Where "Primer" occurs in a line of the entries below, copy that line.

— DATASET ENTRIES —

*** Begin section ***

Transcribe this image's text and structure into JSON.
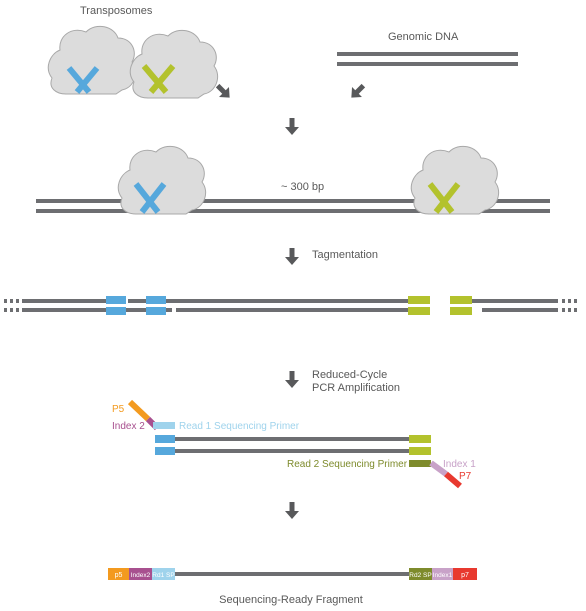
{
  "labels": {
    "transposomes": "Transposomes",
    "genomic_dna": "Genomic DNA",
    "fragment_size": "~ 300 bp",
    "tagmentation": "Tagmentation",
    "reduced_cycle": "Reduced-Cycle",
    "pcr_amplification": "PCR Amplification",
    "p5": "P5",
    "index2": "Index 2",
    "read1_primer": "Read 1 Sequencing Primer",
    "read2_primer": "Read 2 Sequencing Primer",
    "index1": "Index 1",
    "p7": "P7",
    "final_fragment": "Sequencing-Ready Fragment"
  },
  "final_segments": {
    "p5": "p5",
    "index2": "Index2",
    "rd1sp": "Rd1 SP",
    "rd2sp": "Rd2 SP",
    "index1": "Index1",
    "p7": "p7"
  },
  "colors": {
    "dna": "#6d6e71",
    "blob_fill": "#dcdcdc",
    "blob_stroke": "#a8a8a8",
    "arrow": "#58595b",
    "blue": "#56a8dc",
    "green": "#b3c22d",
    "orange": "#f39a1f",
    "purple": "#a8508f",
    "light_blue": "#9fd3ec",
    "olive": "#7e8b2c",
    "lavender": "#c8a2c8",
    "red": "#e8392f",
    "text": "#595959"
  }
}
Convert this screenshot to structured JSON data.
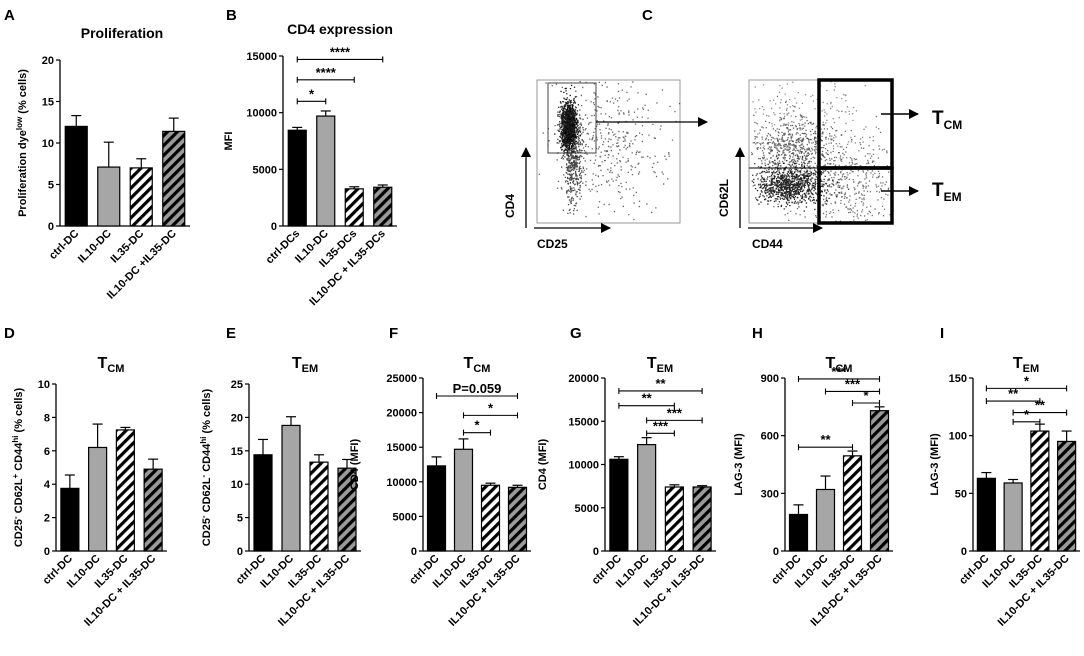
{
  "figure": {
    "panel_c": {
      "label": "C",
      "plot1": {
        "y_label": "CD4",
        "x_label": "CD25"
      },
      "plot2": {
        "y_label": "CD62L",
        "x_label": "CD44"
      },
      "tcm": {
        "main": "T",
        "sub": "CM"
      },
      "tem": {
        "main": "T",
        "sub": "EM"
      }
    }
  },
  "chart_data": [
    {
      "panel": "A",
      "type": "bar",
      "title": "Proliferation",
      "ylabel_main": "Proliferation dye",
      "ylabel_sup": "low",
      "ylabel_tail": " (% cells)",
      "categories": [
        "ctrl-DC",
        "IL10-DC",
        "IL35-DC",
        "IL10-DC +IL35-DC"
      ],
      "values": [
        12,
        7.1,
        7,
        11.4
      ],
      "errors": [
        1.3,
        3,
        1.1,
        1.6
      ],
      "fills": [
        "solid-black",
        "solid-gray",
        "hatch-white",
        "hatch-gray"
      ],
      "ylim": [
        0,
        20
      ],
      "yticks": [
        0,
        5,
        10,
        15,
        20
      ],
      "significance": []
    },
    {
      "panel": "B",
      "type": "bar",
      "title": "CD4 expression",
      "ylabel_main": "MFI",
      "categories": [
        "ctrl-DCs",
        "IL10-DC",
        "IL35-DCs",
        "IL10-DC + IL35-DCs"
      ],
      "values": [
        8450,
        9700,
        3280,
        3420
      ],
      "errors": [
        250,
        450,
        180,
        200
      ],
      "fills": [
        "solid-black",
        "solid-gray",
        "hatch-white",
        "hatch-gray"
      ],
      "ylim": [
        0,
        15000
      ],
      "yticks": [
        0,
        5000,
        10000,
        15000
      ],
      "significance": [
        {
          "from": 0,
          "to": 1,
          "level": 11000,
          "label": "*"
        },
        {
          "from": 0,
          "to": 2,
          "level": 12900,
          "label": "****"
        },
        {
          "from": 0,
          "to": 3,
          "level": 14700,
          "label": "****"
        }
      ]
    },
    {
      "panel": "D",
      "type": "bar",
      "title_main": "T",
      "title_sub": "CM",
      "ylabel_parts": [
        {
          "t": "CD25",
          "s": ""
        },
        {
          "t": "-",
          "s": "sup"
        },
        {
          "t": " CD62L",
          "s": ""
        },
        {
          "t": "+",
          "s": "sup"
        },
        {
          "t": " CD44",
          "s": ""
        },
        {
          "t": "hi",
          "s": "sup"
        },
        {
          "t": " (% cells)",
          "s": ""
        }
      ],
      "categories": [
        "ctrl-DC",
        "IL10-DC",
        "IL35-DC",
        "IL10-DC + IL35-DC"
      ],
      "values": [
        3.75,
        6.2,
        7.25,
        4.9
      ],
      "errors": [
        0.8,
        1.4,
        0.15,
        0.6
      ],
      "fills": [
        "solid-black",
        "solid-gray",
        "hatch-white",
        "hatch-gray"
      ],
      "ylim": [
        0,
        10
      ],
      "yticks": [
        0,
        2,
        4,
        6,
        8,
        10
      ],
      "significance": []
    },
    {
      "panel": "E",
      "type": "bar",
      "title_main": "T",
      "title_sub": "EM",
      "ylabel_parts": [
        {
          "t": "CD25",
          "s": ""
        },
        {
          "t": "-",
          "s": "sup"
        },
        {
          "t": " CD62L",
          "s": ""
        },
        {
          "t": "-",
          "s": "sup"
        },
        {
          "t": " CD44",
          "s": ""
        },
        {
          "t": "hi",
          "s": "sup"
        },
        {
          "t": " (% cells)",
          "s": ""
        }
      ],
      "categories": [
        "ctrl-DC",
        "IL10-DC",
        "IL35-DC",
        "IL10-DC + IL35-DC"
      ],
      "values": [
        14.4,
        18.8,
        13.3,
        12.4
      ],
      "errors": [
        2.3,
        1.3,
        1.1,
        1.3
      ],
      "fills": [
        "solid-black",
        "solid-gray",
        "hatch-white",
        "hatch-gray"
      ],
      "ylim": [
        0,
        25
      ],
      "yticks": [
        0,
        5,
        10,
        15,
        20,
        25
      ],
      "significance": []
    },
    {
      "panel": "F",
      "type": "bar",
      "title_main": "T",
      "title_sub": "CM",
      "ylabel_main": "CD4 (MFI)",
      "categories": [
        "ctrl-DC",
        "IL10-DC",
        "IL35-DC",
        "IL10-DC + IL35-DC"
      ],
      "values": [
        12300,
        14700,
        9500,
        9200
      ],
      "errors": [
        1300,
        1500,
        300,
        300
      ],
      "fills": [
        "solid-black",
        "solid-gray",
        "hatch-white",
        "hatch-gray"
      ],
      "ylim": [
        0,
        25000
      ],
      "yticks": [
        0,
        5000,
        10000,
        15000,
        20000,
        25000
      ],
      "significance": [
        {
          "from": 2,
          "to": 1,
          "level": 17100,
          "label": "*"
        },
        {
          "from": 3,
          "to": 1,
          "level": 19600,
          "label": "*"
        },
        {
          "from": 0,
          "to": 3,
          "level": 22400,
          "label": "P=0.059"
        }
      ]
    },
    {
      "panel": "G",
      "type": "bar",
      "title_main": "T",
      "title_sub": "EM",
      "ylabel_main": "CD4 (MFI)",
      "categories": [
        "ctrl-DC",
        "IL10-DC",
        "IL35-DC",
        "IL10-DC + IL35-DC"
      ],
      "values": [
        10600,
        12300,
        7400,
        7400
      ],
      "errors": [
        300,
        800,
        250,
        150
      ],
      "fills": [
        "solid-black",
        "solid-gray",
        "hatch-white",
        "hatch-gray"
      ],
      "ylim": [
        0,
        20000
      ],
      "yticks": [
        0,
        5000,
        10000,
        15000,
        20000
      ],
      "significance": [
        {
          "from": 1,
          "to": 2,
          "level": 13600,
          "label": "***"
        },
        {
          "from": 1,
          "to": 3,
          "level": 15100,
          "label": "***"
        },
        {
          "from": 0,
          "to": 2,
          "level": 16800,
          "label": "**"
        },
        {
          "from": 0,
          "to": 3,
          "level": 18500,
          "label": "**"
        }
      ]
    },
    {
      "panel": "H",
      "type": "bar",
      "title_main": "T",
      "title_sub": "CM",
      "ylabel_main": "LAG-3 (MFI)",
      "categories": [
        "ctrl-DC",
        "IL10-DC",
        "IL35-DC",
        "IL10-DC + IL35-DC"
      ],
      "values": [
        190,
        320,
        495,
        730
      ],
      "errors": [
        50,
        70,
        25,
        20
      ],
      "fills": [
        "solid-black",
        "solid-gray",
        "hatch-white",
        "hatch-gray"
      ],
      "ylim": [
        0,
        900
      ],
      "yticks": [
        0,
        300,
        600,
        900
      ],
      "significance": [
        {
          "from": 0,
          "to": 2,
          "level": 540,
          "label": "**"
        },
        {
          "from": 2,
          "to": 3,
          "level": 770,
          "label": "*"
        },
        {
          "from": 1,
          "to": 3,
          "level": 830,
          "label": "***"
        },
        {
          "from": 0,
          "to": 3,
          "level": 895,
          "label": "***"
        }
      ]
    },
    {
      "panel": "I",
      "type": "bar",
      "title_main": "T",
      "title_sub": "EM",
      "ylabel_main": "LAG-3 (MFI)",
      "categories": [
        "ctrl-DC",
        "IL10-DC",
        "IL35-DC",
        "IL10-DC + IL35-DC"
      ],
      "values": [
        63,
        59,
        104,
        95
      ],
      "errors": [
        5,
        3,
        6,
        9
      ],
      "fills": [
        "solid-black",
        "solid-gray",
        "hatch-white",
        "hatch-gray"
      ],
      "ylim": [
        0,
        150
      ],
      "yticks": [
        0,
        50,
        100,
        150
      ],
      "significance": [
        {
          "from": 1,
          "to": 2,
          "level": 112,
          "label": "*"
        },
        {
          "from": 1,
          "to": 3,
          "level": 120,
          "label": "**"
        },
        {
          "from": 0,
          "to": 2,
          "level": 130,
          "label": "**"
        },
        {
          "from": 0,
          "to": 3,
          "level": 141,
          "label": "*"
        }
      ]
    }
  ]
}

*** End section ***

— EXERCISE SOLUTION —
    "read1_primer": "Read 1 Sequencing Primer",
    "read2_primer": "Read 2 Sequencing Primer",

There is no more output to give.